▶ _Task inputs_
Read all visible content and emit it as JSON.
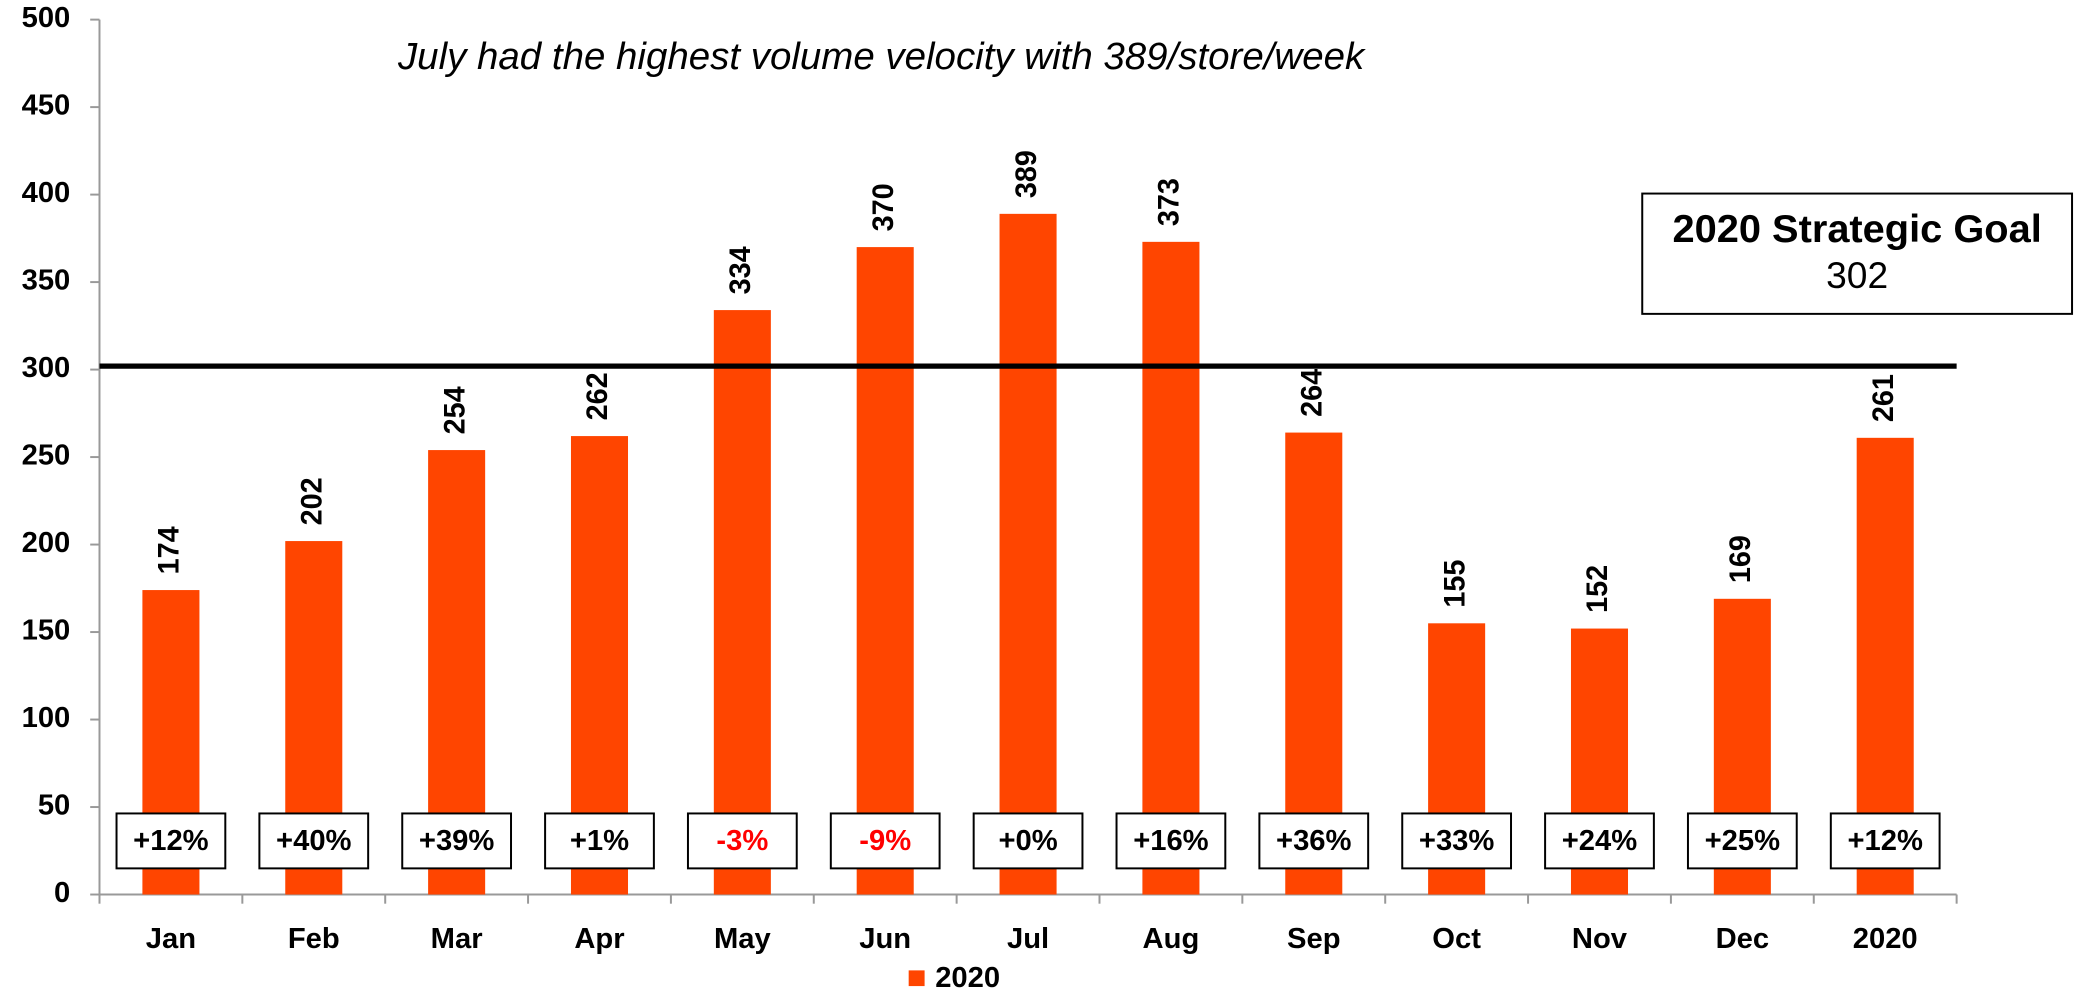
{
  "chart_data": {
    "type": "bar",
    "annotation": "July had the highest volume velocity with 389/store/week",
    "categories": [
      "Jan",
      "Feb",
      "Mar",
      "Apr",
      "May",
      "Jun",
      "Jul",
      "Aug",
      "Sep",
      "Oct",
      "Nov",
      "Dec",
      "2020"
    ],
    "series": [
      {
        "name": "2020",
        "color": "#ff4500",
        "values": [
          174,
          202,
          254,
          262,
          334,
          370,
          389,
          373,
          264,
          155,
          152,
          169,
          261
        ]
      }
    ],
    "changes": {
      "values": [
        12,
        40,
        39,
        1,
        -3,
        -9,
        0,
        16,
        36,
        33,
        24,
        25,
        12
      ],
      "labels": [
        "+12%",
        "+40%",
        "+39%",
        "+1%",
        "-3%",
        "-9%",
        "+0%",
        "+16%",
        "+36%",
        "+33%",
        "+24%",
        "+25%",
        "+12%"
      ],
      "negative_color": "#ff0000"
    },
    "goal": {
      "label": "2020 Strategic Goal",
      "value": 302
    },
    "ylim": [
      0,
      500
    ],
    "yticks": [
      0,
      50,
      100,
      150,
      200,
      250,
      300,
      350,
      400,
      450,
      500
    ],
    "legend": "bottom"
  }
}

▶ _Requirements_
Using the records above, retype everything exactly except the pictures.

▶ _Task solution_
Read all visible content and emit it as JSON.
{
  "chart_data": {
    "type": "bar",
    "annotation": "July had the highest volume velocity with 389/store/week",
    "categories": [
      "Jan",
      "Feb",
      "Mar",
      "Apr",
      "May",
      "Jun",
      "Jul",
      "Aug",
      "Sep",
      "Oct",
      "Nov",
      "Dec",
      "2020"
    ],
    "series": [
      {
        "name": "2020",
        "color": "#ff4500",
        "values": [
          174,
          202,
          254,
          262,
          334,
          370,
          389,
          373,
          264,
          155,
          152,
          169,
          261
        ]
      }
    ],
    "changes": {
      "values": [
        12,
        40,
        39,
        1,
        -3,
        -9,
        0,
        16,
        36,
        33,
        24,
        25,
        12
      ],
      "labels": [
        "+12%",
        "+40%",
        "+39%",
        "+1%",
        "-3%",
        "-9%",
        "+0%",
        "+16%",
        "+36%",
        "+33%",
        "+24%",
        "+25%",
        "+12%"
      ],
      "negative_color": "#ff0000"
    },
    "goal": {
      "label": "2020 Strategic Goal",
      "value": 302
    },
    "ylim": [
      0,
      500
    ],
    "yticks": [
      0,
      50,
      100,
      150,
      200,
      250,
      300,
      350,
      400,
      450,
      500
    ],
    "legend": "bottom"
  }
}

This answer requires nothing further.